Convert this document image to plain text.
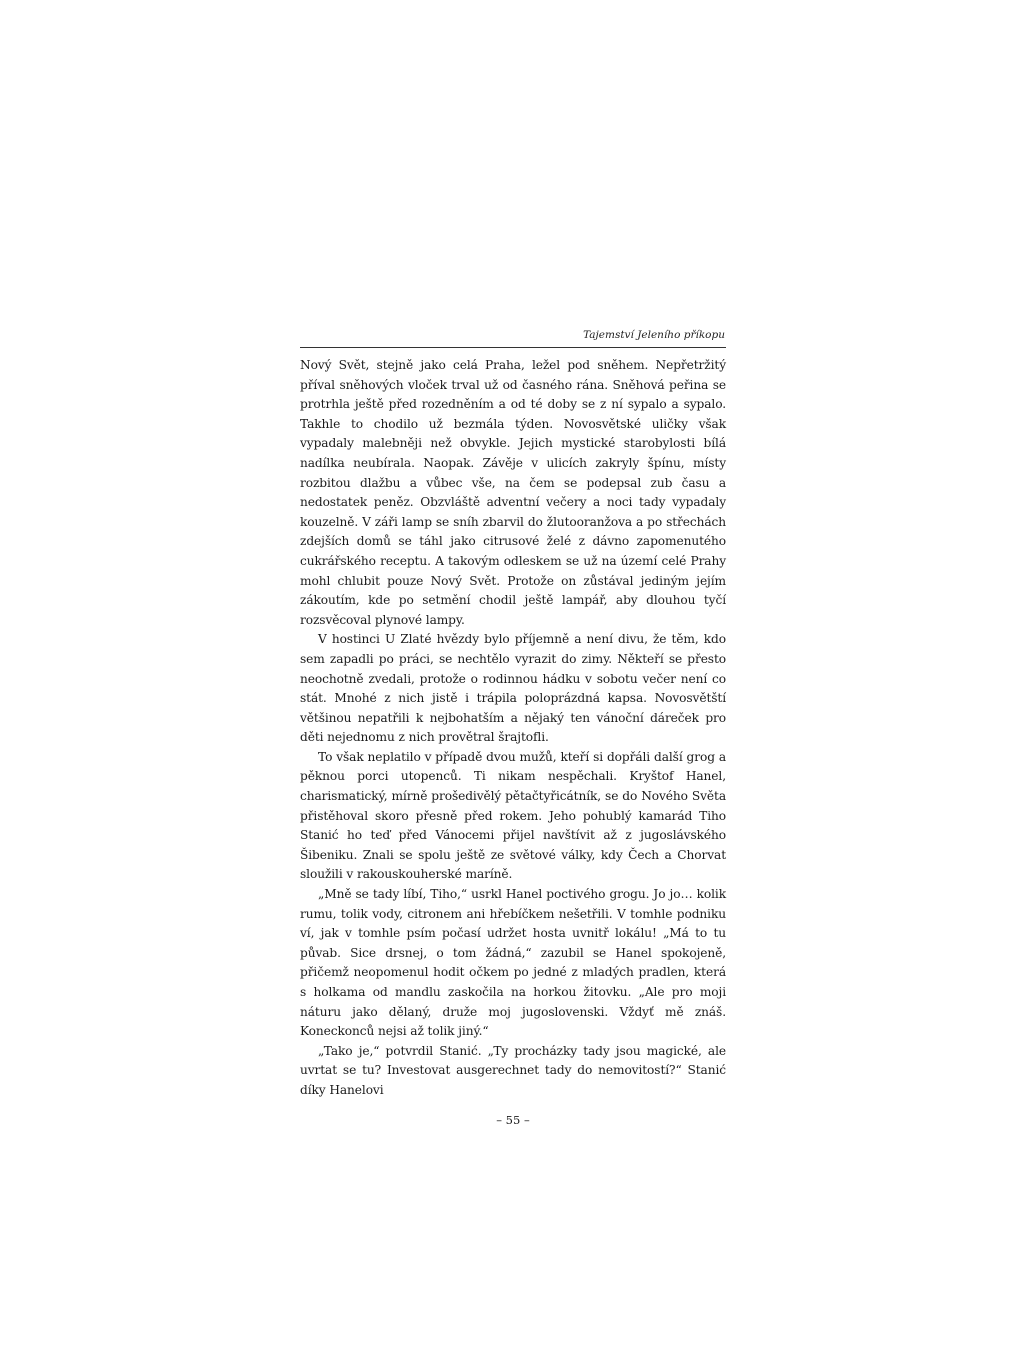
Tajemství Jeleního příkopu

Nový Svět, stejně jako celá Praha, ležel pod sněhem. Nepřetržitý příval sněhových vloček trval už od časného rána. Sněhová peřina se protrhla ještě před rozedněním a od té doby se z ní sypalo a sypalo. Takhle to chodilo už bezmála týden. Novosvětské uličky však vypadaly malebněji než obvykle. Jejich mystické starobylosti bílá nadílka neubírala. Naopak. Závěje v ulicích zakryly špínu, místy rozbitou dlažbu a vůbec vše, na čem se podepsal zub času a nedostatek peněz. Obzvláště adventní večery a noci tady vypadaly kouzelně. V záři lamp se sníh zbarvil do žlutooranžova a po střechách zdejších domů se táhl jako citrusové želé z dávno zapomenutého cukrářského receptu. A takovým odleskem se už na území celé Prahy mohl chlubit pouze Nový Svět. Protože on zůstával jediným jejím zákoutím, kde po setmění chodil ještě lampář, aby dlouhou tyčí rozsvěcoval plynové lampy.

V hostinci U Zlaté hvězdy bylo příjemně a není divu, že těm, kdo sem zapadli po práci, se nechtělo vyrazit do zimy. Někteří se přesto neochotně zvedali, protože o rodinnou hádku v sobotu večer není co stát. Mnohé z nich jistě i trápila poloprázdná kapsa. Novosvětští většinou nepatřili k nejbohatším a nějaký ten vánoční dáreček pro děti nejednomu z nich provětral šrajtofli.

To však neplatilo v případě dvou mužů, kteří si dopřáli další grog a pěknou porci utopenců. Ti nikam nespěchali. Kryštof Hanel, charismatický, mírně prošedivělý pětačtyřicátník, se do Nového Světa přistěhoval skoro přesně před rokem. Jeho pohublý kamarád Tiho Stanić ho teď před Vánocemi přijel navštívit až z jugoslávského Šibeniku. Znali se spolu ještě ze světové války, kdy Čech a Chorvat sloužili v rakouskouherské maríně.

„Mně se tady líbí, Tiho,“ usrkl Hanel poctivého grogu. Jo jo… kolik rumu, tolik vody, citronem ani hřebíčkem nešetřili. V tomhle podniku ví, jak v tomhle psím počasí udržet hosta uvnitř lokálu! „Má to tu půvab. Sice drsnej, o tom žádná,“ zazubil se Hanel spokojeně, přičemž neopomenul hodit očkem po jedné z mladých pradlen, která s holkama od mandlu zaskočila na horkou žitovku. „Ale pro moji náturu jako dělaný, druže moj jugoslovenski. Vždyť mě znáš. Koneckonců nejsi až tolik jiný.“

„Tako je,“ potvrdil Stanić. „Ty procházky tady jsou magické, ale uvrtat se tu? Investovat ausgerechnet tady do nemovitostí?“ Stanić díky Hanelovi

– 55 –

==============================

### Given exercise
In the entries above, find every line holding the word "Stanić" and copy it out.

### Exercise result
To však neplatilo v případě dvou mužů, kteří si dopřáli další grog a pěknou porci utopenců. Ti nikam nespěchali. Kryštof Hanel, charismatický, mírně prošedivělý pětačtyřicátník, se do Nového Světa přistěhoval skoro přesně před rokem. Jeho pohublý kamarád Tiho Stanić ho teď před Vánocemi přijel navštívit až z jugoslávského Šibeniku. Znali se spolu ještě ze světové války, kdy Čech a Chorvat sloužili v rakouskouherské maríně.
„Tako je,“ potvrdil Stanić. „Ty procházky tady jsou magické, ale uvrtat se tu? Investovat ausgerechnet tady do nemovitostí?“ Stanić díky Hanelovi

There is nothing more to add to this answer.